Gegebener Text:
..............................

Mercado LibreEin Riese, der manchen zu mächtig wird

Lesezeit: 10 Min.

Ein Warenlager von Mercado Libre bei São Paulo: In einer Region, in der Busse keine Fahrpläne haben und Stromausfälle ganze Viertel lahmlegen, ist Zuverlässigkeit ein wichtiges Verkaufsargument.
Ein Warenlager von Mercado Libre bei São Paulo: In einer Region, in der Busse keine Fahrpläne haben und Stromausfälle ganze Viertel lahmlegen, ist Zuverlässigkeit ein wichtiges Verkaufsargument. Jonne Roriz/Bloomberg

In Lateinamerika ist Online-Shopping noch lange nicht selbstverständlich. Mercado Libre will das ändern. Es wächst aber nicht nur der Umsatz, sondern auch die Sorge: Könnte der Konzern seine Marktmacht ausnutzen?

Von Christoph Gurk, Buenos Aires

Als Argentiniens Präsident am 19. März 2020 wegen des Coronavirus einen strikten Lockdown verhängte, da war Gisela Churba klar: Jetzt geht es los. "Die Geschäfte, die Shoppingzentren, die Kioske: Alles zu. Wer etwas einkaufen wollte, dem blieb nur das Internet. Ich wusste: Endlich wird sich all unsere Anstrengung lohnen."

..............................

Aufgabe:
Beantworte anhand des Artikels über Mercado Libre diese Fragen:
1. In der Nähe welcher Stadt liegt das beschriebene Warenlager von Mercado Libre?
2. Aus welcher Stadt berichtet Christoph Gurk?
3. An welchem Datum verhängte Argentiniens Präsident den strikten Lockdown?

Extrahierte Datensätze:
..............................

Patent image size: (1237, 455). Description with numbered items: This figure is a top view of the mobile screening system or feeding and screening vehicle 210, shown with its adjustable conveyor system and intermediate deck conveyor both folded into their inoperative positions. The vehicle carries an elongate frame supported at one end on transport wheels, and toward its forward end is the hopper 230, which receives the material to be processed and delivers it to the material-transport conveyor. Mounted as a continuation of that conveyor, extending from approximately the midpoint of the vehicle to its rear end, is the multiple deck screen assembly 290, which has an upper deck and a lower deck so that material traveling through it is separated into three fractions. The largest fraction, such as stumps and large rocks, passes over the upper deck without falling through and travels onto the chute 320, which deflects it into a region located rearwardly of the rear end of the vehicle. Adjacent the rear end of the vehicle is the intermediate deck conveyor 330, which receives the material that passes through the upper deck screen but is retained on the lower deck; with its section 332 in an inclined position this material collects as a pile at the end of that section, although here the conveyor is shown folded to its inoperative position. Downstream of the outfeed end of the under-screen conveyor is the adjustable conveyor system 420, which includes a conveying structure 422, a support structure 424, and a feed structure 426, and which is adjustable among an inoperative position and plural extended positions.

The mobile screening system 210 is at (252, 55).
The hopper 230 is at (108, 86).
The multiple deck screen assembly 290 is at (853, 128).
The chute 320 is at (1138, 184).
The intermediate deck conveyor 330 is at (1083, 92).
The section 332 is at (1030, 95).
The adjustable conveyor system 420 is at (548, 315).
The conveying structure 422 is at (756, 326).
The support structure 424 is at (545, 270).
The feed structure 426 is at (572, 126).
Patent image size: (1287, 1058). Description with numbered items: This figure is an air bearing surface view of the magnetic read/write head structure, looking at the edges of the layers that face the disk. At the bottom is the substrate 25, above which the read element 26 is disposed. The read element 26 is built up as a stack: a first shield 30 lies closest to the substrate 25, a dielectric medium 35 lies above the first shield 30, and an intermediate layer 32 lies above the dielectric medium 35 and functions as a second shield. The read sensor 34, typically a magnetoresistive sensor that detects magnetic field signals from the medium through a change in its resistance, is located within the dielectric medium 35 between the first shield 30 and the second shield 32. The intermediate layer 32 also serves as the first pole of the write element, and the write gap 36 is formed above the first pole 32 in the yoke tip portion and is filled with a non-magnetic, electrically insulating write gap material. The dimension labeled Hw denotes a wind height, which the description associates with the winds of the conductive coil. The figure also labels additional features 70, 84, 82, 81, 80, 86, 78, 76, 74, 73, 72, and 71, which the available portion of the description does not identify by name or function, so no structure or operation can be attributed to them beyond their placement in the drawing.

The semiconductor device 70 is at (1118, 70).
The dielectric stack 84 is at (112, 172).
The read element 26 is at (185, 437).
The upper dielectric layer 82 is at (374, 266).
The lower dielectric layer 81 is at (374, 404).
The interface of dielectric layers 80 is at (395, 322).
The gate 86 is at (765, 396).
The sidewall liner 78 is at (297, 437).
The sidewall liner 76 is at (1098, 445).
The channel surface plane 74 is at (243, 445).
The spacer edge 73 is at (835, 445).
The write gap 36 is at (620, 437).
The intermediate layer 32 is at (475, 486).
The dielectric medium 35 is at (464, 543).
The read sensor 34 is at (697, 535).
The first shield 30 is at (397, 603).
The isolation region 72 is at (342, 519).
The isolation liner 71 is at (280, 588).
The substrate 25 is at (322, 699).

..............................

Erwartete Antwort:
1. Bei São Paulo.
2. Aus Buenos Aires.
3. Am 19. März 2020.